_WHAT THIS TASK INVOLVES_
Looking at the listing, state how many of its lines contain the string "Voice". Write only the number.

===== INFORMATION SHOWN =====

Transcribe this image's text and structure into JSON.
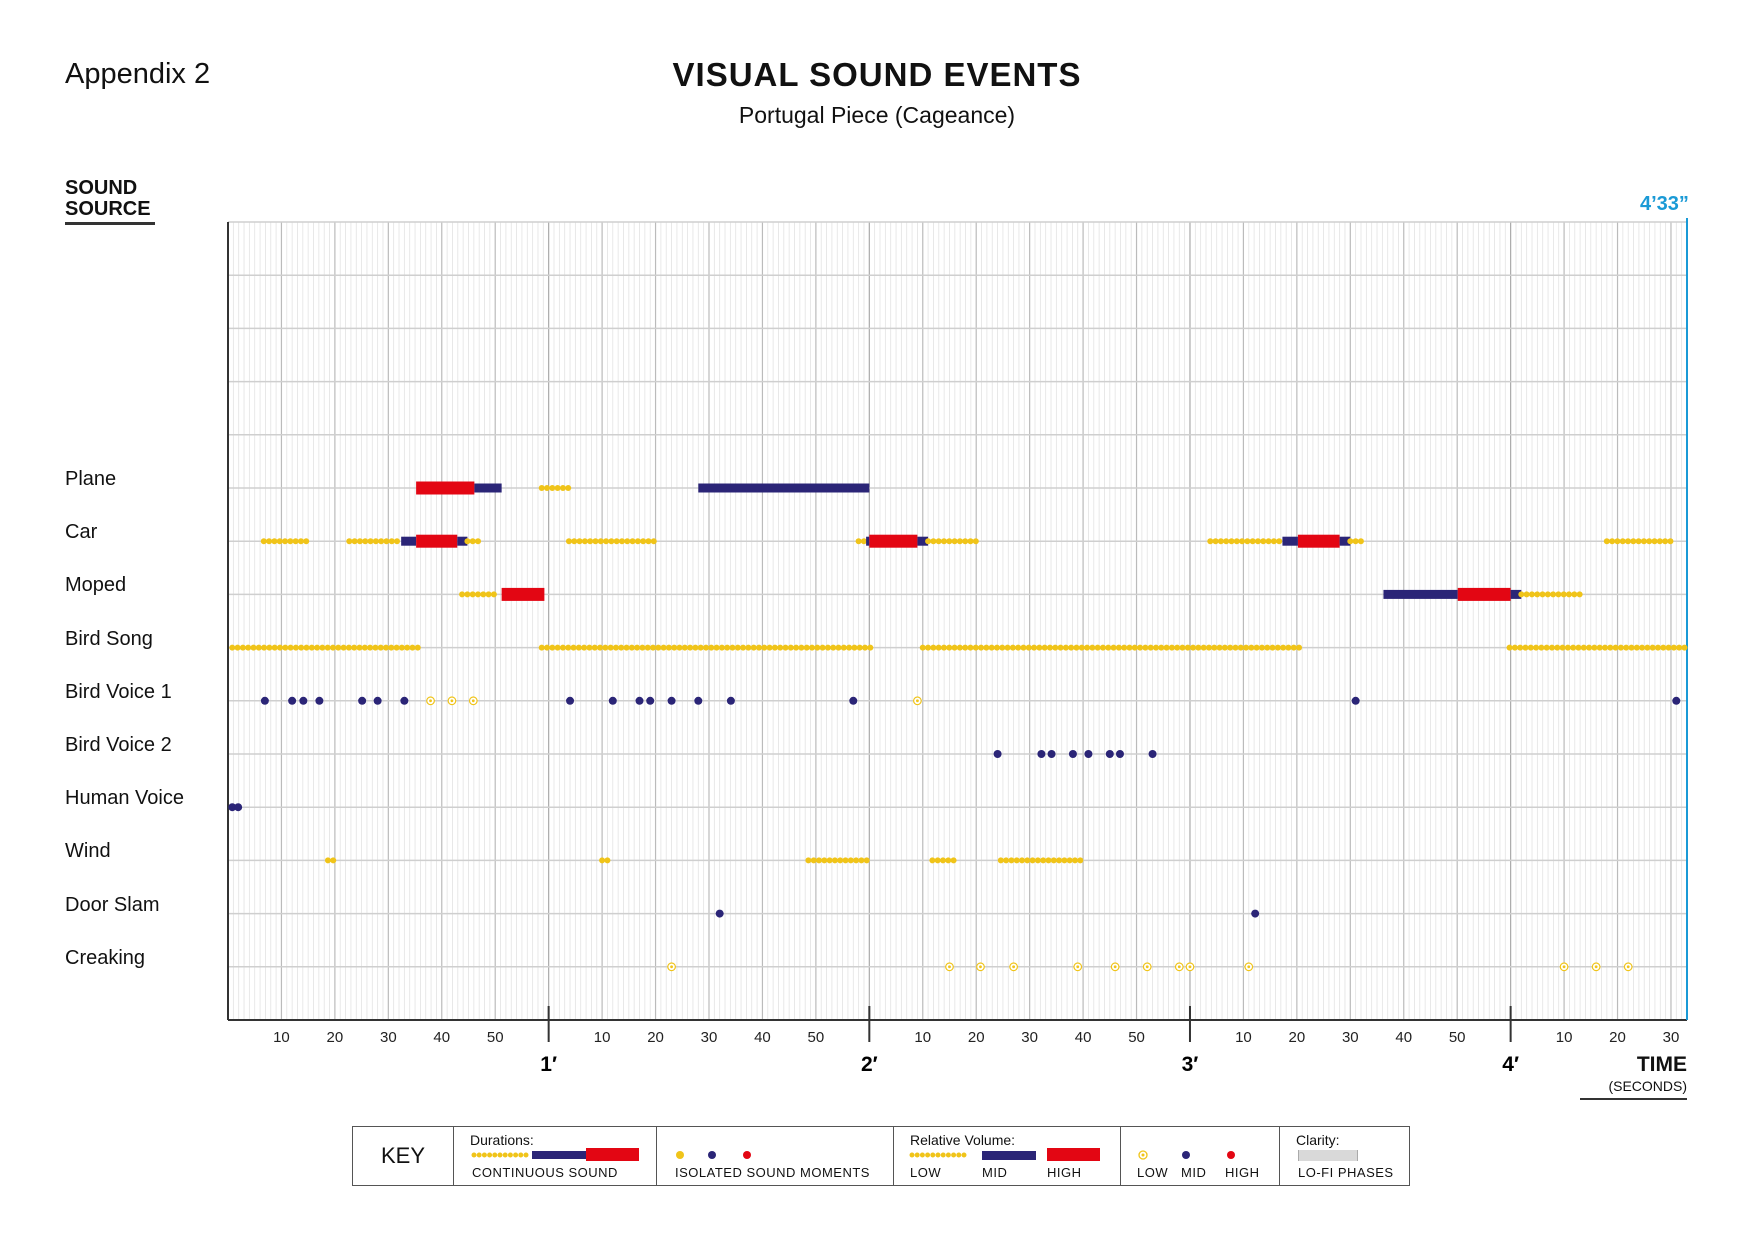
{
  "header": {
    "appendix": "Appendix 2",
    "title": "VISUAL SOUND EVENTS",
    "subtitle": "Portugal Piece (Cageance)"
  },
  "chart_data": {
    "type": "timeline",
    "ylabel": "SOUND SOURCE",
    "xlabel": "TIME",
    "xlabel_unit": "(SECONDS)",
    "end_label": "4’33”",
    "xlim": [
      0,
      273
    ],
    "grid": true,
    "colors": {
      "low": "#f0c419",
      "mid": "#2b2577",
      "high": "#e30613",
      "end": "#1a9ad6",
      "lofi": "#d9d9d9"
    },
    "second_ticks": [
      "10",
      "20",
      "30",
      "40",
      "50"
    ],
    "last_ticks": [
      "10",
      "20",
      "30"
    ],
    "minute_labels": [
      "1′",
      "2′",
      "3′",
      "4′"
    ],
    "rows": [
      {
        "name": "Plane",
        "continuous": [
          {
            "start": 35.2,
            "end": 46.1,
            "level": "high"
          },
          {
            "start": 46.1,
            "end": 51.2,
            "level": "mid"
          },
          {
            "start": 58.7,
            "end": 64.6,
            "level": "low"
          },
          {
            "start": 88,
            "end": 120,
            "level": "mid"
          }
        ],
        "isolated": []
      },
      {
        "name": "Car",
        "continuous": [
          {
            "start": 6.7,
            "end": 15.6,
            "level": "low"
          },
          {
            "start": 22.7,
            "end": 32.4,
            "level": "low"
          },
          {
            "start": 32.4,
            "end": 35.2,
            "level": "mid"
          },
          {
            "start": 35.2,
            "end": 42.9,
            "level": "high"
          },
          {
            "start": 42.9,
            "end": 44.8,
            "level": "mid"
          },
          {
            "start": 44.8,
            "end": 47.6,
            "level": "low"
          },
          {
            "start": 63.8,
            "end": 80.4,
            "level": "low"
          },
          {
            "start": 118,
            "end": 119.4,
            "level": "low"
          },
          {
            "start": 119.4,
            "end": 120,
            "level": "mid"
          },
          {
            "start": 120,
            "end": 129,
            "level": "high"
          },
          {
            "start": 129,
            "end": 131,
            "level": "mid"
          },
          {
            "start": 131,
            "end": 140.6,
            "level": "low"
          },
          {
            "start": 183.8,
            "end": 197.3,
            "level": "low"
          },
          {
            "start": 197.3,
            "end": 200.2,
            "level": "mid"
          },
          {
            "start": 200.2,
            "end": 208,
            "level": "high"
          },
          {
            "start": 208,
            "end": 210,
            "level": "mid"
          },
          {
            "start": 210,
            "end": 212.4,
            "level": "low"
          },
          {
            "start": 258,
            "end": 270.5,
            "level": "low"
          }
        ],
        "isolated": []
      },
      {
        "name": "Moped",
        "continuous": [
          {
            "start": 43.8,
            "end": 50.5,
            "level": "low"
          },
          {
            "start": 51.2,
            "end": 59.2,
            "level": "high"
          },
          {
            "start": 216.2,
            "end": 230.1,
            "level": "mid"
          },
          {
            "start": 230.1,
            "end": 240,
            "level": "high"
          },
          {
            "start": 240,
            "end": 242,
            "level": "mid"
          },
          {
            "start": 242,
            "end": 253.7,
            "level": "low"
          }
        ],
        "isolated": []
      },
      {
        "name": "Bird Song",
        "continuous": [
          {
            "start": 0.8,
            "end": 35.6,
            "level": "low"
          },
          {
            "start": 58.7,
            "end": 120.4,
            "level": "low"
          },
          {
            "start": 130,
            "end": 200.6,
            "level": "low"
          },
          {
            "start": 239.8,
            "end": 272.6,
            "level": "low"
          }
        ],
        "isolated": []
      },
      {
        "name": "Bird Voice 1",
        "continuous": [],
        "isolated": [
          {
            "t": 6.9,
            "level": "mid"
          },
          {
            "t": 12,
            "level": "mid"
          },
          {
            "t": 14.1,
            "level": "mid"
          },
          {
            "t": 17.1,
            "level": "mid"
          },
          {
            "t": 25.1,
            "level": "mid"
          },
          {
            "t": 28,
            "level": "mid"
          },
          {
            "t": 33,
            "level": "mid"
          },
          {
            "t": 37.9,
            "level": "low"
          },
          {
            "t": 41.9,
            "level": "low"
          },
          {
            "t": 45.9,
            "level": "low"
          },
          {
            "t": 64,
            "level": "mid"
          },
          {
            "t": 72,
            "level": "mid"
          },
          {
            "t": 77,
            "level": "mid"
          },
          {
            "t": 79,
            "level": "mid"
          },
          {
            "t": 83,
            "level": "mid"
          },
          {
            "t": 88,
            "level": "mid"
          },
          {
            "t": 94.1,
            "level": "mid"
          },
          {
            "t": 117,
            "level": "mid"
          },
          {
            "t": 129,
            "level": "low"
          },
          {
            "t": 211,
            "level": "mid"
          },
          {
            "t": 271,
            "level": "mid"
          }
        ]
      },
      {
        "name": "Bird Voice 2",
        "continuous": [],
        "isolated": [
          {
            "t": 144,
            "level": "mid"
          },
          {
            "t": 152.2,
            "level": "mid"
          },
          {
            "t": 154.1,
            "level": "mid"
          },
          {
            "t": 158.1,
            "level": "mid"
          },
          {
            "t": 161,
            "level": "mid"
          },
          {
            "t": 165,
            "level": "mid"
          },
          {
            "t": 166.9,
            "level": "mid"
          },
          {
            "t": 173,
            "level": "mid"
          }
        ]
      },
      {
        "name": "Human Voice",
        "continuous": [],
        "isolated": [
          {
            "t": 0.8,
            "level": "mid"
          },
          {
            "t": 1.9,
            "level": "mid"
          }
        ]
      },
      {
        "name": "Wind",
        "continuous": [
          {
            "start": 18.7,
            "end": 20.2,
            "level": "low"
          },
          {
            "start": 70,
            "end": 71.2,
            "level": "low"
          },
          {
            "start": 108.6,
            "end": 120.4,
            "level": "low"
          },
          {
            "start": 131.8,
            "end": 136.6,
            "level": "low"
          },
          {
            "start": 144.6,
            "end": 160.2,
            "level": "low"
          }
        ],
        "isolated": []
      },
      {
        "name": "Door Slam",
        "continuous": [],
        "isolated": [
          {
            "t": 92,
            "level": "mid"
          },
          {
            "t": 192.2,
            "level": "mid"
          }
        ]
      },
      {
        "name": "Creaking",
        "continuous": [],
        "isolated": [
          {
            "t": 83,
            "level": "low"
          },
          {
            "t": 135,
            "level": "low"
          },
          {
            "t": 140.8,
            "level": "low"
          },
          {
            "t": 147,
            "level": "low"
          },
          {
            "t": 159,
            "level": "low"
          },
          {
            "t": 166,
            "level": "low"
          },
          {
            "t": 172,
            "level": "low"
          },
          {
            "t": 178,
            "level": "low"
          },
          {
            "t": 180,
            "level": "low"
          },
          {
            "t": 191,
            "level": "low"
          },
          {
            "t": 250,
            "level": "low"
          },
          {
            "t": 256,
            "level": "low"
          },
          {
            "t": 262,
            "level": "low"
          }
        ]
      }
    ]
  },
  "key": {
    "title": "KEY",
    "durations_label": "Durations:",
    "continuous_label": "CONTINUOUS SOUND",
    "isolated_label": "ISOLATED SOUND MOMENTS",
    "volume_label": "Relative Volume:",
    "low": "LOW",
    "mid": "MID",
    "high": "HIGH",
    "clarity_label": "Clarity:",
    "lofi_label": "LO-FI PHASES"
  }
}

=====

_ANSWER TO THIS EXERCISE_
3